**Document source**

***

O. Mazerolle - Après les violences de La Défense, comment expliquez-vous que la police n'ait pu se livrer qu'à une seule interpellation sur place ?
- "Je ne veux pas parler de l'affaire de La Défense. Ce que je constate simplement, c'est que depuis quatre ans, le bilan de la gauche..."

Sur la Défense, tout le monde se dit : bataille rangée, plusieurs centaines de jeunes, des armes, une interpellation. Comment expliquez-vous ça en tant qu'ancien ministre de l'Intérieur ?
- "Je n'étais pas sur place. Je pense qu'effectivement on aurait dû intervenir plus. Je pense qu'il y a un laxisme aujourd'hui qui fait qu'on essaye de calmer les choses en n'intervenant pas, et je pense que le Gouvernement se trompe."

Croyez-vous qu'il y a une incapacité de la police nationale à faire face à ce genre de situations ?

***

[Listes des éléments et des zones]
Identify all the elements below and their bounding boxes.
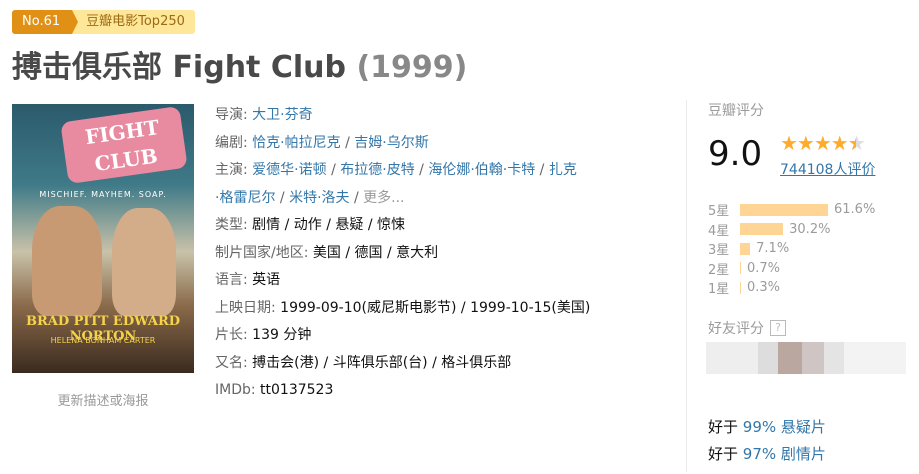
cast-row: 主演: 爱德华·诺顿 / 布拉德·皮特 / 海伦娜·伯翰·卡特 / 扎克 bbox=[215, 162, 577, 178]
country-value: 美国 / 德国 / 意大利 bbox=[312, 244, 439, 261]
movie-poster[interactable]: FIGHT CLUB MISCHIEF. MAYHEM. SOAP. BRAD … bbox=[12, 104, 194, 373]
friends-rating-title: 好友评分 bbox=[708, 321, 764, 337]
poster-subtitle: HELENA BONHAM CARTER bbox=[50, 336, 156, 345]
rating-bar-label: 4星 bbox=[708, 223, 730, 239]
top250-label: 豆瓣电影Top250 bbox=[72, 10, 195, 34]
rating-bar-label: 2星 bbox=[708, 262, 730, 278]
rating-bar-row: 2星 0.7% bbox=[708, 259, 875, 279]
rating-bar bbox=[740, 223, 784, 236]
rating-bar-label: 3星 bbox=[708, 243, 730, 259]
writer-link[interactable]: 吉姆·乌尔斯 bbox=[354, 135, 428, 151]
movie-title: 搏击俱乐部 Fight Club (1999) bbox=[12, 42, 467, 86]
cast-link[interactable]: 扎克 bbox=[549, 162, 577, 178]
better-than-link[interactable]: 97% 剧情片 bbox=[743, 445, 826, 463]
rating-bar bbox=[740, 262, 741, 275]
genre-label: 类型: bbox=[215, 217, 253, 233]
rating-votes-link[interactable]: 744108人评价 bbox=[780, 159, 875, 179]
writer-label: 编剧: bbox=[215, 134, 253, 151]
cast-link[interactable]: 海伦娜·伯翰·卡特 bbox=[428, 162, 535, 178]
director-row: 导演: 大卫·芬奇 bbox=[215, 102, 675, 130]
rating-bar-label: 1星 bbox=[708, 282, 730, 298]
rating-bar bbox=[740, 203, 828, 216]
rating-bar-percent: 30.2% bbox=[789, 221, 831, 237]
cast-link[interactable]: 爱德华·诺顿 bbox=[252, 162, 326, 178]
cast-row-continued: ·格雷尼尔 / 米特·洛夫 / 更多... bbox=[215, 189, 405, 206]
release-row: 上映日期: 1999-09-10(威尼斯电影节) / 1999-10-15(美国… bbox=[215, 295, 675, 323]
movie-info: 导演: 大卫·芬奇 编剧: 恰克·帕拉尼克 / 吉姆·乌尔斯 主演: 爱德华·诺… bbox=[215, 102, 675, 405]
language-value: 英语 bbox=[252, 272, 281, 288]
runtime-row: 片长: 139 分钟 bbox=[215, 322, 675, 350]
runtime-label: 片长: bbox=[215, 327, 253, 343]
top250-rank: No.61 bbox=[12, 10, 79, 34]
rating-bar-percent: 0.3% bbox=[747, 280, 781, 296]
friends-rating: 好友评分 ? bbox=[708, 318, 786, 338]
writer-row: 编剧: 恰克·帕拉尼克 / 吉姆·乌尔斯 bbox=[215, 134, 429, 151]
top250-badge[interactable]: No.61 豆瓣电影Top250 bbox=[12, 10, 195, 34]
rating-panel: 豆瓣评分 9.0 ★★★★★ 744108人评价 5星 61.6% 4星 30.2% 3… bbox=[708, 100, 908, 297]
rating-bar-row: 1星 0.3% bbox=[708, 278, 875, 298]
cast-link[interactable]: 布拉德·皮特 bbox=[340, 162, 414, 178]
rating-distribution: 5星 61.6% 4星 30.2% 3星 7.1% 2星 0.7% 1星 0.3% bbox=[708, 200, 875, 298]
country-label: 制片国家/地区: bbox=[215, 244, 313, 261]
genre-value: 剧情 / 动作 / 悬疑 / 惊悚 bbox=[252, 217, 406, 233]
cast-link[interactable]: ·格雷尼尔 bbox=[215, 190, 275, 206]
aka-value: 搏击会(港) / 斗阵俱乐部(台) / 格斗俱乐部 bbox=[252, 354, 512, 371]
better-than-item: 好于 97% 剧情片 bbox=[708, 445, 826, 463]
writer-link[interactable]: 恰克·帕拉尼克 bbox=[252, 135, 340, 151]
poster-figure-left bbox=[32, 206, 102, 316]
language-label: 语言: bbox=[215, 272, 253, 288]
release-value: 1999-09-10(威尼斯电影节) / 1999-10-15(美国) bbox=[280, 299, 591, 316]
better-than: 好于 99% 悬疑片 好于 97% 剧情片 bbox=[708, 414, 826, 468]
rating-score: 9.0 bbox=[708, 134, 763, 174]
rating-bar-percent: 0.7% bbox=[747, 260, 781, 276]
movie-name: 搏击俱乐部 Fight Club bbox=[12, 50, 346, 85]
help-icon[interactable]: ? bbox=[770, 320, 786, 336]
director-label: 导演: bbox=[215, 107, 253, 123]
imdb-label: IMDb: bbox=[215, 382, 261, 398]
rating-bar-row: 4星 30.2% bbox=[708, 220, 875, 240]
better-than-item: 好于 99% 悬疑片 bbox=[708, 418, 826, 436]
cast-label: 主演: bbox=[215, 162, 253, 178]
better-than-link[interactable]: 99% 悬疑片 bbox=[743, 418, 826, 436]
friends-avatars-blurred bbox=[706, 342, 906, 374]
update-poster-link[interactable]: 更新描述或海报 bbox=[12, 390, 194, 409]
release-label: 上映日期: bbox=[215, 299, 281, 316]
language-row: 语言: 英语 bbox=[215, 267, 675, 295]
imdb-value: tt0137523 bbox=[260, 382, 334, 398]
rating-bar bbox=[740, 242, 751, 255]
director-link[interactable]: 大卫·芬奇 bbox=[252, 107, 312, 123]
rating-bar-row: 5星 61.6% bbox=[708, 200, 875, 220]
genre-row: 类型: 剧情 / 动作 / 悬疑 / 惊悚 bbox=[215, 212, 675, 240]
aka-label: 又名: bbox=[215, 354, 253, 371]
rating-bar-percent: 7.1% bbox=[756, 241, 790, 257]
rating-bar-label: 5星 bbox=[708, 204, 730, 220]
poster-figure-right bbox=[112, 208, 176, 316]
rating-stars-icon: ★★★★★ bbox=[780, 131, 866, 155]
runtime-value: 139 分钟 bbox=[252, 327, 312, 343]
rating-bar bbox=[740, 281, 741, 294]
poster-soap-bar: FIGHT CLUB bbox=[60, 105, 188, 185]
rating-bar-row: 3星 7.1% bbox=[708, 239, 875, 259]
poster-tagline: MISCHIEF. MAYHEM. SOAP. bbox=[39, 190, 167, 199]
movie-year: (1999) bbox=[356, 50, 468, 85]
country-row: 制片国家/地区: 美国 / 德国 / 意大利 bbox=[215, 240, 675, 268]
rating-bar-percent: 61.6% bbox=[834, 202, 876, 218]
aka-row: 又名: 搏击会(港) / 斗阵俱乐部(台) / 格斗俱乐部 bbox=[215, 350, 675, 378]
imdb-row: IMDb: tt0137523 bbox=[215, 377, 675, 405]
section-divider bbox=[686, 100, 687, 472]
rating-title: 豆瓣评分 bbox=[708, 103, 764, 119]
more-cast-link[interactable]: 更多... bbox=[363, 190, 404, 206]
cast-link[interactable]: 米特·洛夫 bbox=[289, 190, 349, 206]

***

**Tâche demandée 1**
Répondez brièvement à ces questions sur l'entretien sur La Défense.
(a) Combien d'interpellations la police a-t-elle pu faire sur place, d'après la première question ?
(b) En quelle qualité la personne interrogée est-elle invitée à expliquer les faits ?
(c) Selon la personne interrogée, de quelle manière essaye-t-on aujourd'hui de calmer les choses ?
**Tâche demandée 2**
Écrivez la suite de l'entretien sur La Défense, à partir de la dernière question posée.
Les items n'ont aucun lien avec l'entretien sur La Défense.

**Réponse rédigée 1**
(a) Une seule.
(b) En tant qu'ancien ministre de l'Intérieur.
(c) En n'intervenant pas.

**Réponse rédigée 2**
- "Non, il y a une incapacité du pouvoir actuel, du Gouvernement, à donner les moyens à la police de fonctionner correctement. Je voudrais prendre un chiffre : dans le budget 2001, il est prévu 148 453 emplois de policiers soit 1 428 policiers en moins que l'année précédente. Le Gouvernement est très fort dans les incantations, très fort dans les colloque, mais il ne donne pas aux policiers les moyens d'exercer leurs missions. Ils créent des ADS - adjoints de sécurité -,mais il ne les encadre pas. Bref, comme la situation que nous avions trouvée après dix ans de pouvoir socialiste - la police n'était plus en été de fonctionner -, quatre ans après l'arrivée au pouvoir de la gauche, ils ont recommencé à paralyser l'action de la police."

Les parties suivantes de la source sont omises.